(Raw records)
## Start
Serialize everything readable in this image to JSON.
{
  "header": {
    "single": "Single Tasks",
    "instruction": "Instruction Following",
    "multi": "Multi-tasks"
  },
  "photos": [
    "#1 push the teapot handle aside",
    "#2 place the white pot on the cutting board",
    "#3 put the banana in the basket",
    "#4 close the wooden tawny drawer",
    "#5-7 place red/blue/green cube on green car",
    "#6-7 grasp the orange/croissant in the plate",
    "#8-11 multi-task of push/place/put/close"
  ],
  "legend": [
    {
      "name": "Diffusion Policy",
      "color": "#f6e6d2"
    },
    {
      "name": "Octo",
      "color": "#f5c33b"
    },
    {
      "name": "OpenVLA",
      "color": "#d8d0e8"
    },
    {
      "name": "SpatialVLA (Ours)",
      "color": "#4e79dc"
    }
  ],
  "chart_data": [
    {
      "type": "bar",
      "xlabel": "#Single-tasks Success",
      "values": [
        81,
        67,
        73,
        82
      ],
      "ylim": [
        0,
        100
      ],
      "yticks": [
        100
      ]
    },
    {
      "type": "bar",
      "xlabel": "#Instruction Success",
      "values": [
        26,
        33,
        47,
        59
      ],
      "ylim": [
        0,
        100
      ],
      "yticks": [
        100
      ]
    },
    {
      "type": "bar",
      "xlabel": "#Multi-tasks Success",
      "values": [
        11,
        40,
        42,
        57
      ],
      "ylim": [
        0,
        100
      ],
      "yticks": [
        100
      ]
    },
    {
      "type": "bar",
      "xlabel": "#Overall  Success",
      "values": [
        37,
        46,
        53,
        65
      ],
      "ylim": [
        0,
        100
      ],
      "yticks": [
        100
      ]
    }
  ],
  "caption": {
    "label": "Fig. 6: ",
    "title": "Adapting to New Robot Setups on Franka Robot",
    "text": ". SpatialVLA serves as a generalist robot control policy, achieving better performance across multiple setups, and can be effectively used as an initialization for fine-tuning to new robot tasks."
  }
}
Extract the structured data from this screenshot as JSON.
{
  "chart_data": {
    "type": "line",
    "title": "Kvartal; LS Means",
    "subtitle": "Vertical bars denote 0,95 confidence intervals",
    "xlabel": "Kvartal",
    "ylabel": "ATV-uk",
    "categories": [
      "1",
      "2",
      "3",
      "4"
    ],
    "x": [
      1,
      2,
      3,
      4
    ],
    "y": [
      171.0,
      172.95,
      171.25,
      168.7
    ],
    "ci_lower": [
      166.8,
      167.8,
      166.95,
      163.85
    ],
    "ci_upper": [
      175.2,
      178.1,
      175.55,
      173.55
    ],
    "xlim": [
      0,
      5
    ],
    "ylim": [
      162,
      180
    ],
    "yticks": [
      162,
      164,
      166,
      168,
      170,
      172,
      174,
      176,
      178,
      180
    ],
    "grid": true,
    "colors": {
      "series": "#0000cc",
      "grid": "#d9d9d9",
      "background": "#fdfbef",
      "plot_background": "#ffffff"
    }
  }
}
## End
- **Set task**:
Reproduce the complete set of lines precisely as supplied.

- **Result of the exercise**:
Serialize everything readable in this image to JSON.
{
  "header": {
    "single": "Single Tasks",
    "instruction": "Instruction Following",
    "multi": "Multi-tasks"
  },
  "photos": [
    "#1 push the teapot handle aside",
    "#2 place the white pot on the cutting board",
    "#3 put the banana in the basket",
    "#4 close the wooden tawny drawer",
    "#5-7 place red/blue/green cube on green car",
    "#6-7 grasp the orange/croissant in the plate",
    "#8-11 multi-task of push/place/put/close"
  ],
  "legend": [
    {
      "name": "Diffusion Policy",
      "color": "#f6e6d2"
    },
    {
      "name": "Octo",
      "color": "#f5c33b"
    },
    {
      "name": "OpenVLA",
      "color": "#d8d0e8"
    },
    {
      "name": "SpatialVLA (Ours)",
      "color": "#4e79dc"
    }
  ],
  "chart_data": [
    {
      "type": "bar",
      "xlabel": "#Single-tasks Success",
      "values": [
        81,
        67,
        73,
        82
      ],
      "ylim": [
        0,
        100
      ],
      "yticks": [
        100
      ]
    },
    {
      "type": "bar",
      "xlabel": "#Instruction Success",
      "values": [
        26,
        33,
        47,
        59
      ],
      "ylim": [
        0,
        100
      ],
      "yticks": [
        100
      ]
    },
    {
      "type": "bar",
      "xlabel": "#Multi-tasks Success",
      "values": [
        11,
        40,
        42,
        57
      ],
      "ylim": [
        0,
        100
      ],
      "yticks": [
        100
      ]
    },
    {
      "type": "bar",
      "xlabel": "#Overall  Success",
      "values": [
        37,
        46,
        53,
        65
      ],
      "ylim": [
        0,
        100
      ],
      "yticks": [
        100
      ]
    }
  ],
  "caption": {
    "label": "Fig. 6: ",
    "title": "Adapting to New Robot Setups on Franka Robot",
    "text": ". SpatialVLA serves as a generalist robot control policy, achieving better performance across multiple setups, and can be effectively used as an initialization for fine-tuning to new robot tasks."
  }
}
Extract the structured data from this screenshot as JSON.
{
  "chart_data": {
    "type": "line",
    "title": "Kvartal; LS Means",
    "subtitle": "Vertical bars denote 0,95 confidence intervals",
    "xlabel": "Kvartal",
    "ylabel": "ATV-uk",
    "categories": [
      "1",
      "2",
      "3",
      "4"
    ],
    "x": [
      1,
      2,
      3,
      4
    ],
    "y": [
      171.0,
      172.95,
      171.25,
      168.7
    ],
    "ci_lower": [
      166.8,
      167.8,
      166.95,
      163.85
    ],
    "ci_upper": [
      175.2,
      178.1,
      175.55,
      173.55
    ],
    "xlim": [
      0,
      5
    ],
    "ylim": [
      162,
      180
    ],
    "yticks": [
      162,
      164,
      166,
      168,
      170,
      172,
      174,
      176,
      178,
      180
    ],
    "grid": true,
    "colors": {
      "series": "#0000cc",
      "grid": "#d9d9d9",
      "background": "#fdfbef",
      "plot_background": "#ffffff"
    }
  }
}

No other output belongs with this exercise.